* Start *
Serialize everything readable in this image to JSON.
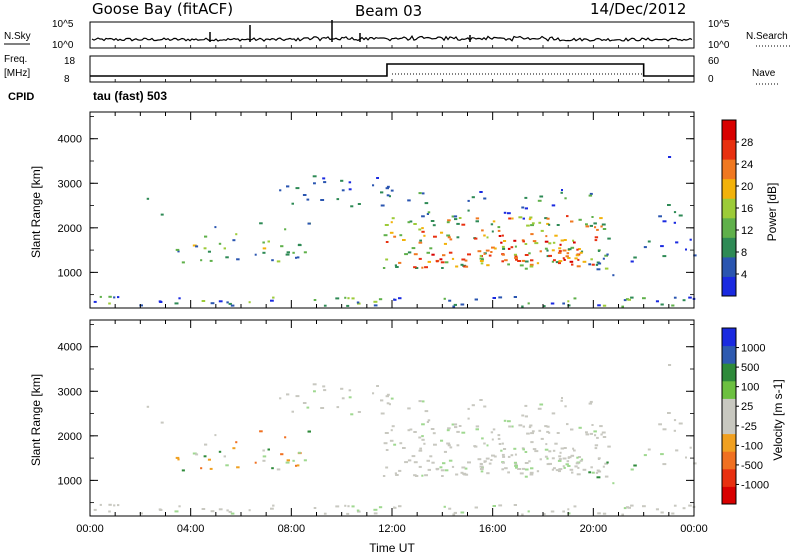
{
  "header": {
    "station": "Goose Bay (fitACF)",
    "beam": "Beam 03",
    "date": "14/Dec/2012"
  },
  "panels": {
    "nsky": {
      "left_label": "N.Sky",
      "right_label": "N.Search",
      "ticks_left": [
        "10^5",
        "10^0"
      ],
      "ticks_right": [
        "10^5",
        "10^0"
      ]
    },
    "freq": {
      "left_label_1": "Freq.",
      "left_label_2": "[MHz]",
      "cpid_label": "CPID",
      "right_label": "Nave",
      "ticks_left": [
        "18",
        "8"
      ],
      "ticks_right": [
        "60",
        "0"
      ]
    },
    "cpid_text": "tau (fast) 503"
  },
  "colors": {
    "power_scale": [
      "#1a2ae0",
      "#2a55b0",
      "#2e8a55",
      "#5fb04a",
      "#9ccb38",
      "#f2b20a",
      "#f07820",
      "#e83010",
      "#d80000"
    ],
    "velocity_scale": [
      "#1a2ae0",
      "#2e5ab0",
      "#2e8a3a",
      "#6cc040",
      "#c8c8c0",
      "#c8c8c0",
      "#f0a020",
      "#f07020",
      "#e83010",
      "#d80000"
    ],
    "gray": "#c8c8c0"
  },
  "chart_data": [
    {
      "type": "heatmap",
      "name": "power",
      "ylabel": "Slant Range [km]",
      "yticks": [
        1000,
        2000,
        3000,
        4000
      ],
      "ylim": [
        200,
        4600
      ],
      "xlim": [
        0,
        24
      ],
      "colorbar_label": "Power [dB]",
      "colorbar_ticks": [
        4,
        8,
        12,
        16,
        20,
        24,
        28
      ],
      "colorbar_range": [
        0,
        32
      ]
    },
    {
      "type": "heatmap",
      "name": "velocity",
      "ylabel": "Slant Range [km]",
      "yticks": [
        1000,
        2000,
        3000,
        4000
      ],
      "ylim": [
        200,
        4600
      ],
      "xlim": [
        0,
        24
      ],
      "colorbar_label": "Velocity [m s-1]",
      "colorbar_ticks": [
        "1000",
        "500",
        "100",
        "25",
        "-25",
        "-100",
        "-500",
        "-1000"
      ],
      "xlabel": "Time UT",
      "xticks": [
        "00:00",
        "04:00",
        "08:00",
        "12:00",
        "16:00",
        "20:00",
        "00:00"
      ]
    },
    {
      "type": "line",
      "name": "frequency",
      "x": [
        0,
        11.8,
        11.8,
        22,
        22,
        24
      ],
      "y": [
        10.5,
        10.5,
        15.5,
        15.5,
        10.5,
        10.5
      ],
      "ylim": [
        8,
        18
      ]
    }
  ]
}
* End *
▶ Brief: Return the whole listing, word for word, and leave out every picture.

▶ Answer to this problem:
Serialize everything readable in this image to JSON.
{
  "header": {
    "station": "Goose Bay (fitACF)",
    "beam": "Beam 03",
    "date": "14/Dec/2012"
  },
  "panels": {
    "nsky": {
      "left_label": "N.Sky",
      "right_label": "N.Search",
      "ticks_left": [
        "10^5",
        "10^0"
      ],
      "ticks_right": [
        "10^5",
        "10^0"
      ]
    },
    "freq": {
      "left_label_1": "Freq.",
      "left_label_2": "[MHz]",
      "cpid_label": "CPID",
      "right_label": "Nave",
      "ticks_left": [
        "18",
        "8"
      ],
      "ticks_right": [
        "60",
        "0"
      ]
    },
    "cpid_text": "tau (fast) 503"
  },
  "colors": {
    "power_scale": [
      "#1a2ae0",
      "#2a55b0",
      "#2e8a55",
      "#5fb04a",
      "#9ccb38",
      "#f2b20a",
      "#f07820",
      "#e83010",
      "#d80000"
    ],
    "velocity_scale": [
      "#1a2ae0",
      "#2e5ab0",
      "#2e8a3a",
      "#6cc040",
      "#c8c8c0",
      "#c8c8c0",
      "#f0a020",
      "#f07020",
      "#e83010",
      "#d80000"
    ],
    "gray": "#c8c8c0"
  },
  "chart_data": [
    {
      "type": "heatmap",
      "name": "power",
      "ylabel": "Slant Range [km]",
      "yticks": [
        1000,
        2000,
        3000,
        4000
      ],
      "ylim": [
        200,
        4600
      ],
      "xlim": [
        0,
        24
      ],
      "colorbar_label": "Power [dB]",
      "colorbar_ticks": [
        4,
        8,
        12,
        16,
        20,
        24,
        28
      ],
      "colorbar_range": [
        0,
        32
      ]
    },
    {
      "type": "heatmap",
      "name": "velocity",
      "ylabel": "Slant Range [km]",
      "yticks": [
        1000,
        2000,
        3000,
        4000
      ],
      "ylim": [
        200,
        4600
      ],
      "xlim": [
        0,
        24
      ],
      "colorbar_label": "Velocity [m s-1]",
      "colorbar_ticks": [
        "1000",
        "500",
        "100",
        "25",
        "-25",
        "-100",
        "-500",
        "-1000"
      ],
      "xlabel": "Time UT",
      "xticks": [
        "00:00",
        "04:00",
        "08:00",
        "12:00",
        "16:00",
        "20:00",
        "00:00"
      ]
    },
    {
      "type": "line",
      "name": "frequency",
      "x": [
        0,
        11.8,
        11.8,
        22,
        22,
        24
      ],
      "y": [
        10.5,
        10.5,
        15.5,
        15.5,
        10.5,
        10.5
      ],
      "ylim": [
        8,
        18
      ]
    }
  ]
}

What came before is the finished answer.